_WRITTEN INSTRUCTION_:
In the listing below, find every line containing "области" and copy it out.

_RECORDS FOR THIS TASK_:
- - - -
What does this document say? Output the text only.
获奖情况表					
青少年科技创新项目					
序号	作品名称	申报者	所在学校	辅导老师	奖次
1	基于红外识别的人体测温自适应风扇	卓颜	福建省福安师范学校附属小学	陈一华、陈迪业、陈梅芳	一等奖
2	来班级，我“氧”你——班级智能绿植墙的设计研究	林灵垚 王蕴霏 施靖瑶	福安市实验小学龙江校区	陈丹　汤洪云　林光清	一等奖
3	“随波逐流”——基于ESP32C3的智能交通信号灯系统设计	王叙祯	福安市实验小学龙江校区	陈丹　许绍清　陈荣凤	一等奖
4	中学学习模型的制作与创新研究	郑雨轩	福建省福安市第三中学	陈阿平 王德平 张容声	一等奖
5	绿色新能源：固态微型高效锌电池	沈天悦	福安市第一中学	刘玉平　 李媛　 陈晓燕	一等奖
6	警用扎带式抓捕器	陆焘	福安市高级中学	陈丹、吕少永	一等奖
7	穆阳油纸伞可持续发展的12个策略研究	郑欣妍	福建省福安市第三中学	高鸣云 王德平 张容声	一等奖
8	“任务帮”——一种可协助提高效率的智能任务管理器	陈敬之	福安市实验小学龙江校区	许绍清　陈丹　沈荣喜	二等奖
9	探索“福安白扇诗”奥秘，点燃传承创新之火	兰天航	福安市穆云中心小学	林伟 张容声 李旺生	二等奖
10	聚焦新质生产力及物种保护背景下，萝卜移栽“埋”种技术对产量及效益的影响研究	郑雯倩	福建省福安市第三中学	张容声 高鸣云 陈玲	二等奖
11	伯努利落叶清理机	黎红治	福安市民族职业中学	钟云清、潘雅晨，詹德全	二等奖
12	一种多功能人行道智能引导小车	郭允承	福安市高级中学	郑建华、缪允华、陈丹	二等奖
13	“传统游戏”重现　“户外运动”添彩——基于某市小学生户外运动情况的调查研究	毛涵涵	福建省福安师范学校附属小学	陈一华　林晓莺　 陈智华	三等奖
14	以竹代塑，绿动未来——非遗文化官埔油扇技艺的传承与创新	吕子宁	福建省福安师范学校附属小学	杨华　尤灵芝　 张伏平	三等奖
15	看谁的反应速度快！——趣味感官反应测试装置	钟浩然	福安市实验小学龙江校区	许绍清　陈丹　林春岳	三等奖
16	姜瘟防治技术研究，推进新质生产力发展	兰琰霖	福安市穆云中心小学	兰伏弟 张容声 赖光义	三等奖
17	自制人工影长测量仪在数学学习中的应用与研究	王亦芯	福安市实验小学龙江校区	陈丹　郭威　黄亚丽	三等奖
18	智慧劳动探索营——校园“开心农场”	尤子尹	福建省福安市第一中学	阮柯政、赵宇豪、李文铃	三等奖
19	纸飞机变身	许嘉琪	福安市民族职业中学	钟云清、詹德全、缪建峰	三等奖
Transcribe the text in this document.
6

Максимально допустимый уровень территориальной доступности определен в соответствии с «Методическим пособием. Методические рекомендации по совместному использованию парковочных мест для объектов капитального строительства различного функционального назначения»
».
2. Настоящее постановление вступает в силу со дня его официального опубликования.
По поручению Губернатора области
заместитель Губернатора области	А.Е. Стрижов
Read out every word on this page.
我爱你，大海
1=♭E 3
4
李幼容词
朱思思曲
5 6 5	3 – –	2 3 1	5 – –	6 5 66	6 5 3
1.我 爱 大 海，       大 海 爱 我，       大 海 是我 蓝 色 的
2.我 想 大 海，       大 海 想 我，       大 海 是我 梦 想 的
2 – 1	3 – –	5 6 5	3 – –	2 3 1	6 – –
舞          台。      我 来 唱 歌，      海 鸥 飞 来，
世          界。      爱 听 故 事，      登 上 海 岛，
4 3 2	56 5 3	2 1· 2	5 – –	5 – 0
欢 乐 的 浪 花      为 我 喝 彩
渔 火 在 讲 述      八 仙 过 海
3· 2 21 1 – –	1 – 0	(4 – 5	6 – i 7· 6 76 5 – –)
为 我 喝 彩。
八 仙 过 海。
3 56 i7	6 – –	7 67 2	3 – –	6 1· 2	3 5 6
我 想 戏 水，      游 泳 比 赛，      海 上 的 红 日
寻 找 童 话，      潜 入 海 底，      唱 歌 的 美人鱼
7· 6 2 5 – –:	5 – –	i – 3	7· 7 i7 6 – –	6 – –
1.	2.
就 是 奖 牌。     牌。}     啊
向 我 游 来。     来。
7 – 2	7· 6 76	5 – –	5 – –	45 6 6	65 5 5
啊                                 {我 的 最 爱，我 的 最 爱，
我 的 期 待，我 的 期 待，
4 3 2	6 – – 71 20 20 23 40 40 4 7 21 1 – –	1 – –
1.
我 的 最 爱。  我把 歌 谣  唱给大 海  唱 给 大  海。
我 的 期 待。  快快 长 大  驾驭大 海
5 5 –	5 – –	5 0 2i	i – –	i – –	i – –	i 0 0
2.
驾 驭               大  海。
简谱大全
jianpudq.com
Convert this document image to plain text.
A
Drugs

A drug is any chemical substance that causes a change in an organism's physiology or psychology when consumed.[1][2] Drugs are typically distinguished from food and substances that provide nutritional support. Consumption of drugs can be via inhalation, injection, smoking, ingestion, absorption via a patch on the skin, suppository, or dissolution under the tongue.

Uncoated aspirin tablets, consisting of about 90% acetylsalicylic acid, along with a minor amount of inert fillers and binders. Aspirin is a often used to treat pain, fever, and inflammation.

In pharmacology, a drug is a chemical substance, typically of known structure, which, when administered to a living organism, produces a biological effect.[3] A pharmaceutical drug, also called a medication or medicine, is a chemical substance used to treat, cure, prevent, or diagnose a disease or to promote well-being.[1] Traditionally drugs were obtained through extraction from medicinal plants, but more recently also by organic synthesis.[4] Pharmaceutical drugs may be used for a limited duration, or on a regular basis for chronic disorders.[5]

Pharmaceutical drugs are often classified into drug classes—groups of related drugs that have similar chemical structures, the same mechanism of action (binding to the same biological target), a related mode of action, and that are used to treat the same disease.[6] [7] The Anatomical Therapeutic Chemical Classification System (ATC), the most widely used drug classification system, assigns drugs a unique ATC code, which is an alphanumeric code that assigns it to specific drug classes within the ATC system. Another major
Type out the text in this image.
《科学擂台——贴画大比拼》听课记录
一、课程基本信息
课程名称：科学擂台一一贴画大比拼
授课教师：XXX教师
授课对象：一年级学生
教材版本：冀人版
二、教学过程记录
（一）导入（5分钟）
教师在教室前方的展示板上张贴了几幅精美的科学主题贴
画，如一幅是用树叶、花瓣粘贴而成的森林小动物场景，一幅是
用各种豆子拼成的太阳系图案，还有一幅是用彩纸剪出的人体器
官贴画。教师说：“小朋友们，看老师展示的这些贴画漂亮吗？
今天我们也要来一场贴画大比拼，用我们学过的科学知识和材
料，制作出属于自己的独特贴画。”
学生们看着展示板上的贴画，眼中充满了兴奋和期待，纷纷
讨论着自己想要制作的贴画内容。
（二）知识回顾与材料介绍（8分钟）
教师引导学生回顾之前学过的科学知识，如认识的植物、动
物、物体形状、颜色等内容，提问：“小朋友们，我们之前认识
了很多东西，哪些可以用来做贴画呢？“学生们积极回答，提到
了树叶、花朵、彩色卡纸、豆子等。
- - - -
_TASK RESPONSE_:
По поручению Губернатора области
заместитель Губернатора области	А.Е. Стрижов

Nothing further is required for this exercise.